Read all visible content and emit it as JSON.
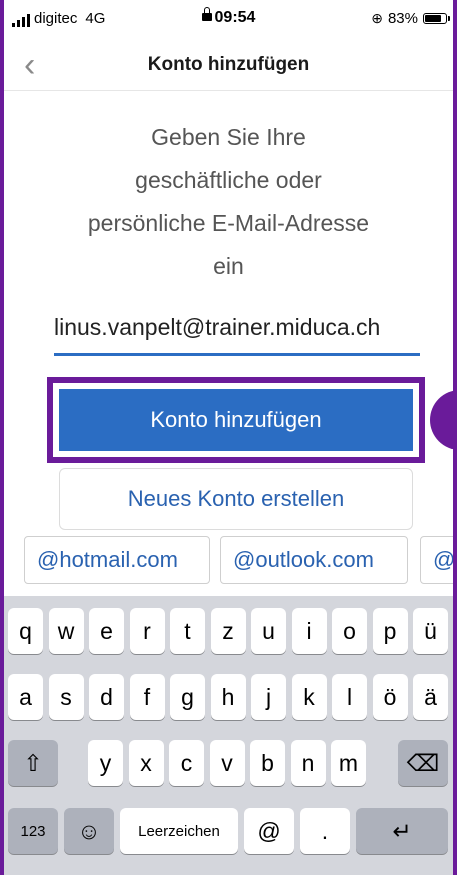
{
  "status_bar": {
    "carrier": "digitec",
    "network": "4G",
    "time": "09:54",
    "battery_text": "83%",
    "battery_level": 0.83
  },
  "nav": {
    "title": "Konto hinzufügen",
    "back_icon": "chevron-left-icon"
  },
  "prompt": "Geben Sie Ihre\ngeschäftliche oder\npersönliche E-Mail-Adresse\nein",
  "email": {
    "value": "linus.vanpelt@trainer.miduca.ch"
  },
  "buttons": {
    "add_account": "Konto hinzufügen",
    "create_account": "Neues Konto erstellen"
  },
  "suggestions": [
    "@hotmail.com",
    "@outlook.com",
    "@g"
  ],
  "keyboard": {
    "row1": [
      "q",
      "w",
      "e",
      "r",
      "t",
      "z",
      "u",
      "i",
      "o",
      "p",
      "ü"
    ],
    "row2": [
      "a",
      "s",
      "d",
      "f",
      "g",
      "h",
      "j",
      "k",
      "l",
      "ö",
      "ä"
    ],
    "row3": [
      "y",
      "x",
      "c",
      "v",
      "b",
      "n",
      "m"
    ],
    "shift_symbol": "⇧",
    "delete_symbol": "⌫",
    "numbers": "123",
    "emoji_symbol": "☺",
    "space": "Leerzeichen",
    "at": "@",
    "dot": ".",
    "return_symbol": "↵"
  },
  "colors": {
    "accent": "#2b6dc3",
    "highlight": "#6a1b9a"
  }
}
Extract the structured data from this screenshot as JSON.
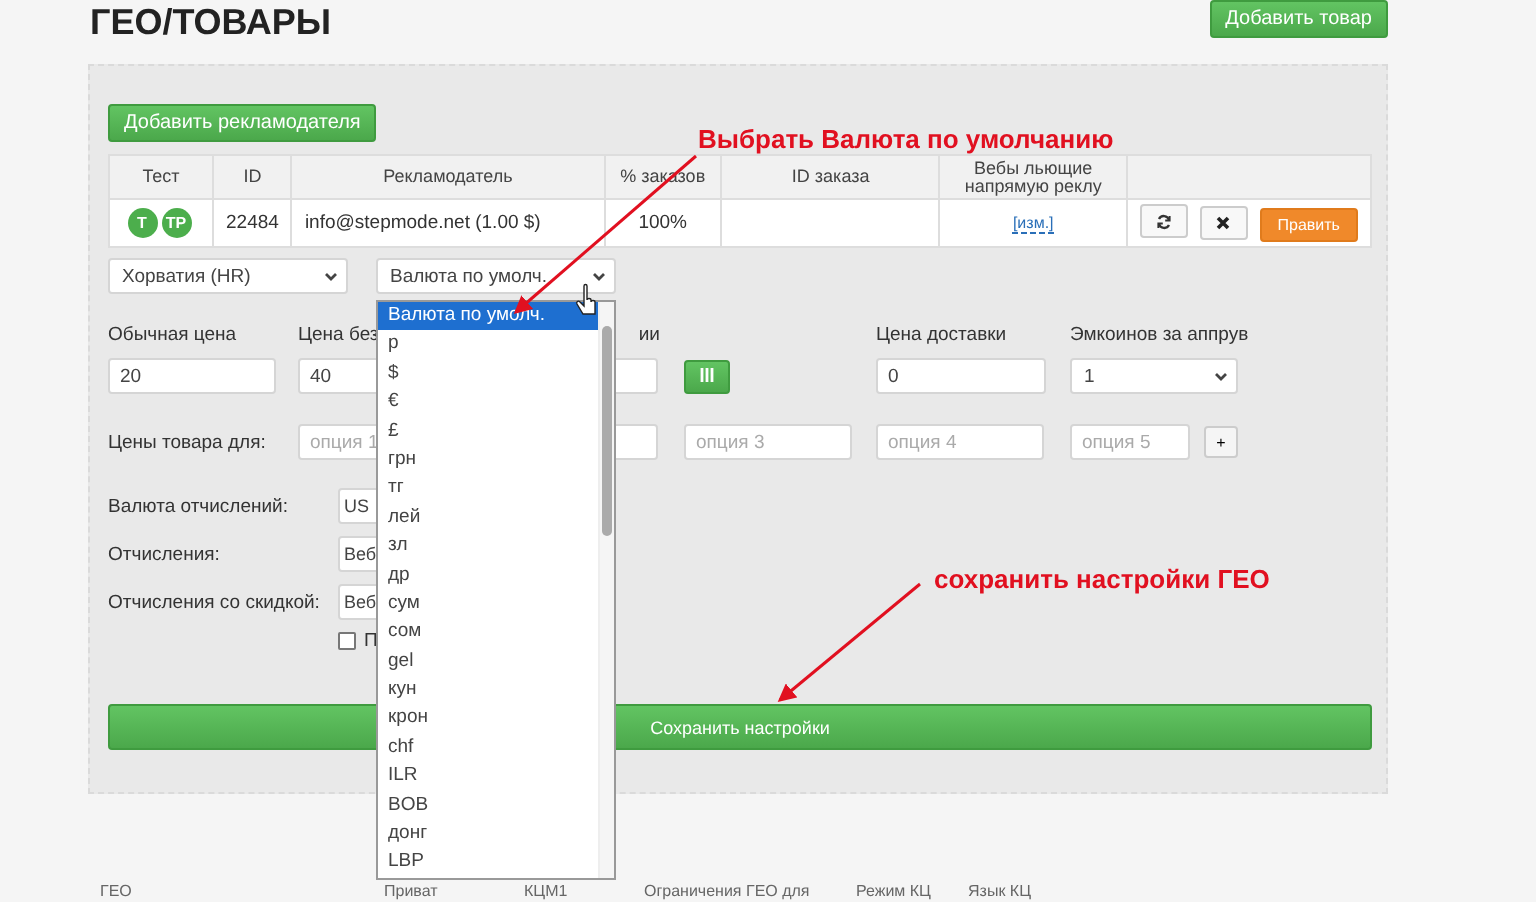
{
  "page_title": "ГЕО/ТОВАРЫ",
  "add_product_button": "Добавить товар",
  "add_advertiser_button": "Добавить рекламодателя",
  "table": {
    "columns": [
      "Тест",
      "ID",
      "Рекламодатель",
      "% заказов",
      "ID заказа",
      "Вебы льющие напрямую реклу",
      ""
    ],
    "rows": [
      {
        "badges": [
          "T",
          "TP"
        ],
        "id": "22484",
        "advertiser": "info@stepmode.net (1.00 $)",
        "percent": "100%",
        "order_id": "",
        "webs_link": "[изм.]",
        "edit_button": "Править"
      }
    ]
  },
  "country_select": "Хорватия (HR)",
  "currency_select": "Валюта по умолч.",
  "price_labels": [
    "Обычная цена",
    "Цена без",
    "ии",
    "Цена доставки",
    "Эмкоинов за аппрув"
  ],
  "price_values": [
    "20",
    "40",
    "0"
  ],
  "coins_select": "1",
  "option_label": "Цены товара для:",
  "option_placeholders": [
    "опция 1",
    "опция 3",
    "опция 4",
    "опция 5"
  ],
  "add_option_button": "+",
  "settings": [
    {
      "label": "Валюта отчислений:",
      "value": "US"
    },
    {
      "label": "Отчисления:",
      "value": "Веб"
    },
    {
      "label": "Отчисления со скидкой:",
      "value": "Веб"
    }
  ],
  "checkbox": {
    "label": "П",
    "checked": false
  },
  "save_button": "Сохранить настройки",
  "dropdown": [
    {
      "label": "Валюта по умолч.",
      "selected": true
    },
    {
      "label": "р",
      "selected": false
    },
    {
      "label": "$",
      "selected": false
    },
    {
      "label": "€",
      "selected": false
    },
    {
      "label": "£",
      "selected": false
    },
    {
      "label": "грн",
      "selected": false
    },
    {
      "label": "тг",
      "selected": false
    },
    {
      "label": "лей",
      "selected": false
    },
    {
      "label": "зл",
      "selected": false
    },
    {
      "label": "др",
      "selected": false
    },
    {
      "label": "сум",
      "selected": false
    },
    {
      "label": "сом",
      "selected": false
    },
    {
      "label": "gel",
      "selected": false
    },
    {
      "label": "кун",
      "selected": false
    },
    {
      "label": "крон",
      "selected": false
    },
    {
      "label": "chf",
      "selected": false
    },
    {
      "label": "ILR",
      "selected": false
    },
    {
      "label": "BOB",
      "selected": false
    },
    {
      "label": "донг",
      "selected": false
    },
    {
      "label": "LBP",
      "selected": false
    }
  ],
  "annotations": [
    "Выбрать Валюта по умолчанию",
    "сохранить настройки ГЕО"
  ],
  "bottom_columns": [
    "ГЕО",
    "Приват",
    "КЦМ1",
    "Ограничения ГЕО для",
    "Режим КЦ",
    "Язык КЦ"
  ]
}
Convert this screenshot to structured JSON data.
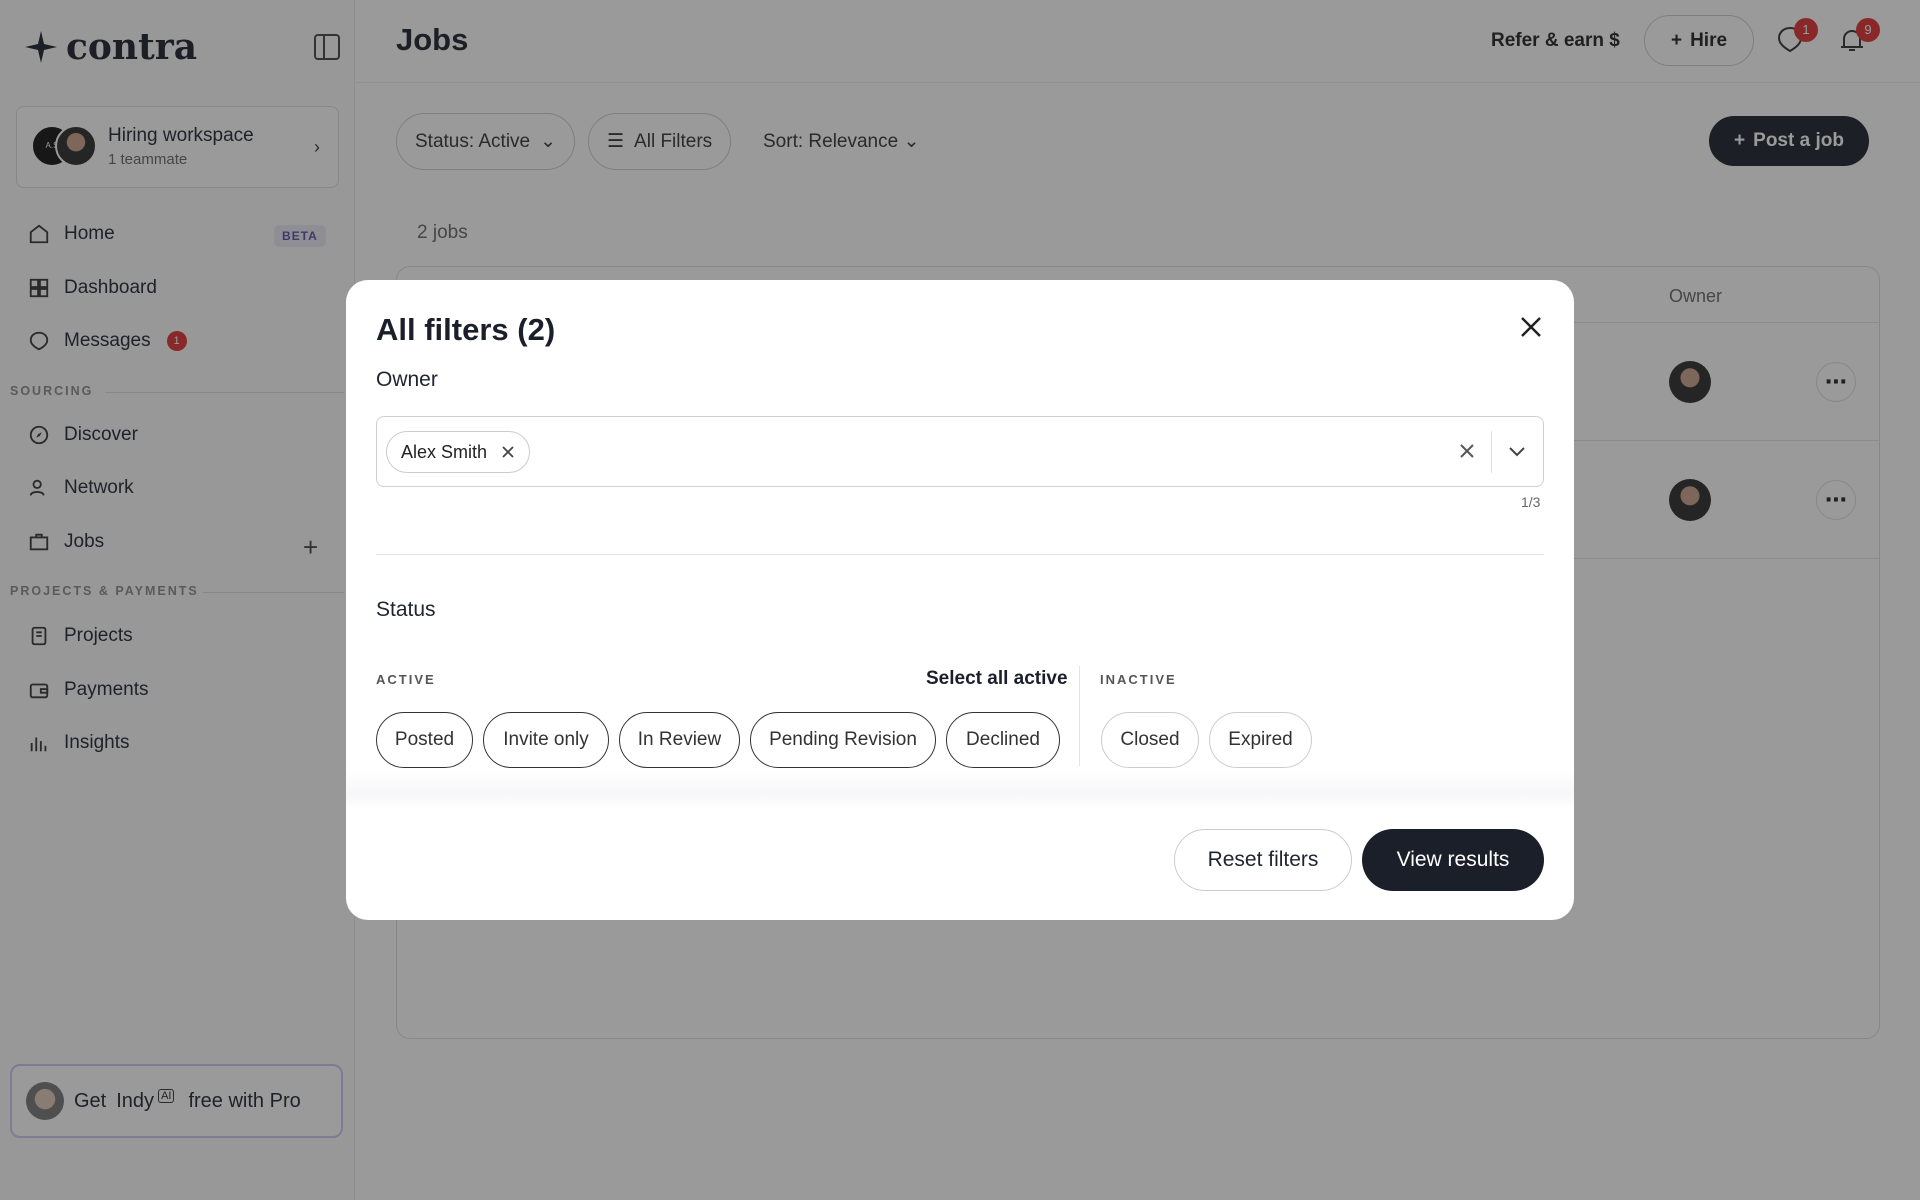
{
  "brand": {
    "name": "contra"
  },
  "workspace": {
    "name": "Hiring workspace",
    "subtitle": "1 teammate",
    "avatar_text": "A.S"
  },
  "sidebar": {
    "items": [
      {
        "label": "Home",
        "icon": "home-icon"
      },
      {
        "label": "Dashboard",
        "icon": "dashboard-icon"
      },
      {
        "label": "Messages",
        "icon": "messages-icon",
        "badge": "1"
      },
      {
        "label": "Discover",
        "icon": "compass-icon"
      },
      {
        "label": "Network",
        "icon": "users-icon"
      },
      {
        "label": "Jobs",
        "icon": "briefcase-icon"
      },
      {
        "label": "Projects",
        "icon": "projects-icon"
      },
      {
        "label": "Payments",
        "icon": "wallet-icon"
      },
      {
        "label": "Insights",
        "icon": "chart-icon"
      }
    ],
    "home_badge": "BETA",
    "sections": {
      "sourcing": "SOURCING",
      "projects_payments": "PROJECTS & PAYMENTS"
    },
    "promo": {
      "prefix": "Get",
      "name": "Indy",
      "ai_tag": "AI",
      "suffix": "free with Pro"
    }
  },
  "header": {
    "title": "Jobs",
    "refer_label": "Refer & earn $",
    "hire_label": "Hire",
    "messages_badge": "1",
    "notifications_badge": "9"
  },
  "toolbar": {
    "status_filter": "Status: Active",
    "all_filters": "All Filters",
    "sort": "Sort: Relevance",
    "post_job": "Post a job"
  },
  "jobs": {
    "count_label": "2 jobs",
    "owner_header": "Owner"
  },
  "modal": {
    "title": "All filters (2)",
    "owner_section": "Owner",
    "owner_chip": "Alex Smith",
    "owner_count": "1/3",
    "status_section": "Status",
    "active_label": "ACTIVE",
    "select_all_active": "Select all active",
    "inactive_label": "INACTIVE",
    "active_statuses": [
      "Posted",
      "Invite only",
      "In Review",
      "Pending Revision",
      "Declined"
    ],
    "inactive_statuses": [
      "Closed",
      "Expired"
    ],
    "reset_label": "Reset filters",
    "view_label": "View results"
  },
  "colors": {
    "primary_dark": "#1b1f2a",
    "badge_red": "#e03131",
    "beta_purple": "#5a4fa8"
  }
}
⁂
- Objective -
Pull out every line of the records that includes the string "this".

- Answer in full -
Extract the structured data from this screenshot as JSON.
Convert this screenshot to structured JSON data.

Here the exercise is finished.